_DIRECTIONS_. Lines containing the string "ylabel" are to be counted; report the number and nothing more.

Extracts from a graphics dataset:
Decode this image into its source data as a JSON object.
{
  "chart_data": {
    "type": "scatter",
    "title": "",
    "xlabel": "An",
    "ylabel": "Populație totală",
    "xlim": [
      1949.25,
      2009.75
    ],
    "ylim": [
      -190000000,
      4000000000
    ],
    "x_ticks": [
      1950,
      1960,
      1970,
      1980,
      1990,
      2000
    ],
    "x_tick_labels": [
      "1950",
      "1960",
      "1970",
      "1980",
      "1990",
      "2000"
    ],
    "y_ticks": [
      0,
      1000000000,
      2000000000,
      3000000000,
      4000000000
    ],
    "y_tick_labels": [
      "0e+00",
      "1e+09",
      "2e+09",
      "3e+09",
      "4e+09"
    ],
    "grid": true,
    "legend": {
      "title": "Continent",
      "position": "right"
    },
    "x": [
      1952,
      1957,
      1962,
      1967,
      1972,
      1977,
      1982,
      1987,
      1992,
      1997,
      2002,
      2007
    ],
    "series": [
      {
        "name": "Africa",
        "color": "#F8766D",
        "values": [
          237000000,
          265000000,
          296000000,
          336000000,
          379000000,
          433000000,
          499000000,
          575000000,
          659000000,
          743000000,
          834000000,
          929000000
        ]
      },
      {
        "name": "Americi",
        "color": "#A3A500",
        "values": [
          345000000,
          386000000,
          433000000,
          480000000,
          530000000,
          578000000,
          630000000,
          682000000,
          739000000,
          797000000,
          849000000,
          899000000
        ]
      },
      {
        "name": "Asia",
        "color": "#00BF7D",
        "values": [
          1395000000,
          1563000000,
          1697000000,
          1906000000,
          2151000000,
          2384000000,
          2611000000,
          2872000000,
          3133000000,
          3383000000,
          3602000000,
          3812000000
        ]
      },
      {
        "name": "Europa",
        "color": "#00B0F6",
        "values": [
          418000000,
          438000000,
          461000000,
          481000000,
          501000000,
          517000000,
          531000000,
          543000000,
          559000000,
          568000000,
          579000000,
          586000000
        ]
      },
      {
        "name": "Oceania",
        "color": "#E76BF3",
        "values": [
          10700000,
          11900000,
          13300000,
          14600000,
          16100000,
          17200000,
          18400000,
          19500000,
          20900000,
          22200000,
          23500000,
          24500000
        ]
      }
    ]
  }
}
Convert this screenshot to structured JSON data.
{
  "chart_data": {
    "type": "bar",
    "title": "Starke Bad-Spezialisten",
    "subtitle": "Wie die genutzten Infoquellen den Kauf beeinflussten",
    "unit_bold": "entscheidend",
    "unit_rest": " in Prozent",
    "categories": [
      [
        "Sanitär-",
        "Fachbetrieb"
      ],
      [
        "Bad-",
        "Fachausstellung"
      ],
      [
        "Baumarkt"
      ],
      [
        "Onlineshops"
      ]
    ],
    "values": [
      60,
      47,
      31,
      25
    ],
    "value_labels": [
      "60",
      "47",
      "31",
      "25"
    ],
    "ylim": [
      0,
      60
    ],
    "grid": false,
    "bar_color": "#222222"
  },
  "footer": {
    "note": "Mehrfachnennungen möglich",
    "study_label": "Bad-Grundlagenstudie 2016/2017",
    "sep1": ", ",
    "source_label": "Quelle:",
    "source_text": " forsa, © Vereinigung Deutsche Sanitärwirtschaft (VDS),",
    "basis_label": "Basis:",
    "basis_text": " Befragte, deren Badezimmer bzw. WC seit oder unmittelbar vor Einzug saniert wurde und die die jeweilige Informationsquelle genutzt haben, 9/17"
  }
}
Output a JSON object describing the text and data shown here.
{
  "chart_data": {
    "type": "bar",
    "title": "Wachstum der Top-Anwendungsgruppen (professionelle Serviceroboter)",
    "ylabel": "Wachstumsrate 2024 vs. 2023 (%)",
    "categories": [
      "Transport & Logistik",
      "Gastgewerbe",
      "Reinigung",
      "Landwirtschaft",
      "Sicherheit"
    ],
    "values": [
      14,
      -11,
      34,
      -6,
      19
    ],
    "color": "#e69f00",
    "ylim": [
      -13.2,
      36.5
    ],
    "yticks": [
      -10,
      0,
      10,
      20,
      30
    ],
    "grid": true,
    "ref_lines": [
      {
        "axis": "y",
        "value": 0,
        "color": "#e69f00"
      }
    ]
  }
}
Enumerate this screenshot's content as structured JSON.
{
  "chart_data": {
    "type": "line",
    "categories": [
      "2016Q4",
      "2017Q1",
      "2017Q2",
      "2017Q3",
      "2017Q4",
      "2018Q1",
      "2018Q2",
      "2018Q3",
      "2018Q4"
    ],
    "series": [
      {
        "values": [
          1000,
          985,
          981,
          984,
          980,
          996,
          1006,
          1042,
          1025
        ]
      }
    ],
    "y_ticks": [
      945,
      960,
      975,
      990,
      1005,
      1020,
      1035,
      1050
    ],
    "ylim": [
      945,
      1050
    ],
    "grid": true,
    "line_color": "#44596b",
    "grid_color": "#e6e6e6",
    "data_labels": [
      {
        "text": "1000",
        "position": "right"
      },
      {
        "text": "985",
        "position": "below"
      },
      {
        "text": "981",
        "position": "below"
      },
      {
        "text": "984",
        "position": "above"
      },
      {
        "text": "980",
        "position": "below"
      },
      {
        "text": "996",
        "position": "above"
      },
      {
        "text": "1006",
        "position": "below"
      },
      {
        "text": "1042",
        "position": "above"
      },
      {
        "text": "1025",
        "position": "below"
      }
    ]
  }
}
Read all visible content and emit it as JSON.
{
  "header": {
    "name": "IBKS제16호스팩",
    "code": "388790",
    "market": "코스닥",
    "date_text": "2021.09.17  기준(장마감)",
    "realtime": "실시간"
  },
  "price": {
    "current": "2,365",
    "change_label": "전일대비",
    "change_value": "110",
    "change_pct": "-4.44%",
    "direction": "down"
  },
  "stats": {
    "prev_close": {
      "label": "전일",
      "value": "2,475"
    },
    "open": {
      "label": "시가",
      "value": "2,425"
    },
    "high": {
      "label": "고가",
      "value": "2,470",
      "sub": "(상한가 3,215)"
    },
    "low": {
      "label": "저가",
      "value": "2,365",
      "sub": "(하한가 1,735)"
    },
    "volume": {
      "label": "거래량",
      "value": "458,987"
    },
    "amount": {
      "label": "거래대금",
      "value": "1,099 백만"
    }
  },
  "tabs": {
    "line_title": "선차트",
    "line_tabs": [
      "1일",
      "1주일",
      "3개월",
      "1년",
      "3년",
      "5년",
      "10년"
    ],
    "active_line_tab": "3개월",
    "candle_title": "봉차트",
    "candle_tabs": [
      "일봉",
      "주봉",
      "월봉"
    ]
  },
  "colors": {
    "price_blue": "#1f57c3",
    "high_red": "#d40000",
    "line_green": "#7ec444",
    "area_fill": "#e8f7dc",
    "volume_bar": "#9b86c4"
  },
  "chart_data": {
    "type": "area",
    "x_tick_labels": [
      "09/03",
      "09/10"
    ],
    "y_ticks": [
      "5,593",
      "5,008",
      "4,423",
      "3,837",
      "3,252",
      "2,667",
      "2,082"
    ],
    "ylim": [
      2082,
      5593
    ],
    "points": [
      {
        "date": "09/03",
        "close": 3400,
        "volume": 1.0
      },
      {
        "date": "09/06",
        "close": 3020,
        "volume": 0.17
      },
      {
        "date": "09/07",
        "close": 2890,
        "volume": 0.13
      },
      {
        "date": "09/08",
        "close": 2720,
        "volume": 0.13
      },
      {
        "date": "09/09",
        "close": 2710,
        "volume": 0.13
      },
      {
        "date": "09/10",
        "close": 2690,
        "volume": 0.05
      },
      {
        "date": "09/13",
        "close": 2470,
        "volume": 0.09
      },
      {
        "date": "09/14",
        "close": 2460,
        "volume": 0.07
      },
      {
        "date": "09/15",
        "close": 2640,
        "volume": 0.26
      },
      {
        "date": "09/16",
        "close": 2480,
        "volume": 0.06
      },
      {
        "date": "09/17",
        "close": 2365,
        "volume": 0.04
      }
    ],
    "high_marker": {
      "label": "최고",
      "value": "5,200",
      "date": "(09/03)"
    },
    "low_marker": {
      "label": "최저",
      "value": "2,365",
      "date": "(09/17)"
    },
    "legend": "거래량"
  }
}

_CORRECT OUTPUT_. 2